Written tasks —
[a] Do these statements agree with the review of A Tree Grows in Brooklyn? For each, answer yes or no and quote the deciding words: (i) Francie's mother, Katie, works as a house-cleaner. (ii) Francie's teachers favor her because she is a stellar student. (iii) Meat is a common part of the family's meals.
[b] Can you extend the review of A Tree Grows in Brooklyn past its last sentence?

Source text —

Tuesday, November 13, 2012

A Tree Grows in Brooklyn by Betty Smith — 528 pgs

This is the classic story of Francie Nolan and her impoverished family. Growing up in turn of the century Brooklyn, Francie struggles greatly to live a normal life amid the abject poverty surrounding her. Her mother, Katie, a house-cleaner, never seems to have much time to devote to her, and Francie suspects that her mother feels a greater affection for her kid brother Neely than herself. Her father, Johnny, is the apple of her eye, but repeatedly lets the family down due to his chronic drinking and troubles keeping himself employed. As Francie relates the dramas of her days, both great and small, she comes to observe the prejudices and inequities all around her. She greatly details all the colorful characters who make cameo appearances in her life, such as her Aunt Sissy, a "bad girl" who is, nevertheless, uncommonly kind and generous. Scraping by on whatever they can eek out of life, Francie's family is no stranger to hardship and adversity. As the young girl turns into a woman, she gains an uncommon understanding of life and her place in the world. For Francie has big dreams and plans and won't let her poor station in life prevent her from accomplishing her goals. Through the foibles and tears of her childhood, Franice emerges battered yet triumphant in this marvelously engineered tale of hardship and acceptance.

I was really excited to finally read this book. Up until this point, I had heard a lot about it and that it was a staple of modern literature, and was delighted to get the chance to delve into it. What I found surprised me, for although this was a story of triumph, it was bitterly sad and overwhelming at times, and I struggled with many emotions as I read my way through.

Francie is a typical girl living in a bleak world. Though she does her best to have a bright outlook on life, she struggles with her situation and the restrictions it places on her. She is a stellar student, but because she is poor, she gets very short shrift from her teachers and is constantly having to make do with less of an education than other, more affluent girls of her age. She is a solitary child who is constantly bullied and harassed by others her age, and it’s really only her brother who provides most of her companionship. Francie goes through life feeling the anxieties of a poor girl and wonders whether or not she will turn out like all the other people she sees living in the tenements and struggling along day to day. She collects junk from the gutters with the other children in her neighborhood, hoping to sell it to the junk man for a few pennies to buy a frivolity, a sad indulgence that she comes to depend on.

I was really surprised to see just how little money the family survived on. Between her mother's work and the occasional odd job that her father picked up, Francie's family seemed to have to do more scrimping than the other families in her neighborhood, and most times they left the table hungry. Smith takes the time to give the details about the family’s finances, recording just how much money Katie brings in each week and how much even tiny expenditures are costing them. In one part of the book, Francie relates all the meals that her mother makes for them with week old, stale bread. There is a bread loaf (much like a meatloaf, made with ketchup, bread and egg) and fried bread, and bread pudding, along with plain slices of bread with butter. Meat is a rarity in their household, and they’re much more likely to get a bone picked almost clean for a pot of soup than an actual piece of meat. I marveled at the ingenuity of the family's use of the bread, but it also made me sad and disheartened. The children were often described as hollow-eyed and gangly, no doubt because of the food restrictions they were made to endure.

Record set —
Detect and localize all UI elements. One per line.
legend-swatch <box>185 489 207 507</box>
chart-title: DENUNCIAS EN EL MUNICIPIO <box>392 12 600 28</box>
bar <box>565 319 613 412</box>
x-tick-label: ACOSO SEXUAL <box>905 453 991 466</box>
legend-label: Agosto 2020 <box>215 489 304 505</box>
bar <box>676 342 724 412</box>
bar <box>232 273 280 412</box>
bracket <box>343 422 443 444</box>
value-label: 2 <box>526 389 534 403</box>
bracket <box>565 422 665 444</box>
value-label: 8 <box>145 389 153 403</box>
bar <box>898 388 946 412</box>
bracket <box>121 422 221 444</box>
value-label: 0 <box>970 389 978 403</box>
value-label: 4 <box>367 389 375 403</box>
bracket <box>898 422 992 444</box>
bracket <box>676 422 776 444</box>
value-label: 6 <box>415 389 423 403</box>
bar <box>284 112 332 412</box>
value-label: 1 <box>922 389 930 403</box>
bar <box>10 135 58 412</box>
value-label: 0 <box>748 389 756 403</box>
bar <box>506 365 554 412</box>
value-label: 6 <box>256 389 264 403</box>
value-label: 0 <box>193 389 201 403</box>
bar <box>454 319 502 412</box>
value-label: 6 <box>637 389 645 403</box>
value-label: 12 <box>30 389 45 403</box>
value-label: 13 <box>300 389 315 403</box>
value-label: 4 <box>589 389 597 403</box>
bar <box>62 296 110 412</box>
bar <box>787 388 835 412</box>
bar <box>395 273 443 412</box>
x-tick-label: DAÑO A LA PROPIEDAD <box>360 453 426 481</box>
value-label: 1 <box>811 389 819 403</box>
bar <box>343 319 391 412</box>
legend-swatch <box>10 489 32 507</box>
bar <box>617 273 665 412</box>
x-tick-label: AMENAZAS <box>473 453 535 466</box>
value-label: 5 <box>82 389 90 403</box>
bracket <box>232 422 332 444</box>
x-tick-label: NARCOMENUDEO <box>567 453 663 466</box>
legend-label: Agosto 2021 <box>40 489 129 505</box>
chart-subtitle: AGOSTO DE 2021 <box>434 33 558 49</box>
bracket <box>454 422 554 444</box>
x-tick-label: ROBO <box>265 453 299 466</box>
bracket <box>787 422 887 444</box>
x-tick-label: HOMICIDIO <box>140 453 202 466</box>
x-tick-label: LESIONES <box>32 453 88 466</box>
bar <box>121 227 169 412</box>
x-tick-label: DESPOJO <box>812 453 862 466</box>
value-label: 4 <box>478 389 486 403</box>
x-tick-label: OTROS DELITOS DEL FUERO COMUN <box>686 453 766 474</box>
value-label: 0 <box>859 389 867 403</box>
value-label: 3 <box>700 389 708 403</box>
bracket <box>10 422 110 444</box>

Exercise results —
[a]
(i) Yes: "Her mother, Katie, a house-cleaner"
(ii) No: "because she is poor, she gets very short shrift from her teachers"
(iii) No: "Meat is a rarity in their household"

[b]
The relationship between young Francie and her father was sad as well. Johnny never wanted a family (a fact that he never hides from Francie) and he’s slowly drinking himself into an early grave. Though Francie loves her father with all of her heart, she can never be truly proud of him because she too often sees him stumbling home after a night of drinking, and the work that he cannot seem to get has to be done by her forever suffering mother. Katie puts up with Johnny's selfish and slovenly behavior with a no nonsense attitude, but the hard work and worry wear her down to a coarse nub over time. As Francie observes, her mother's gay attitude dissolves away into one of bitter supplication and acceptance. I was a little mad that Katie was forever forgiving Johnny his excesses. I felt that she should have put her foot down many times, but I also understand that at the time, a woman's life and prospects were far different than they are today. It was just very wearying to read about at times. No matter what the family tried to do to improve their lot, some unseen hand kept coming down to crush their dreams.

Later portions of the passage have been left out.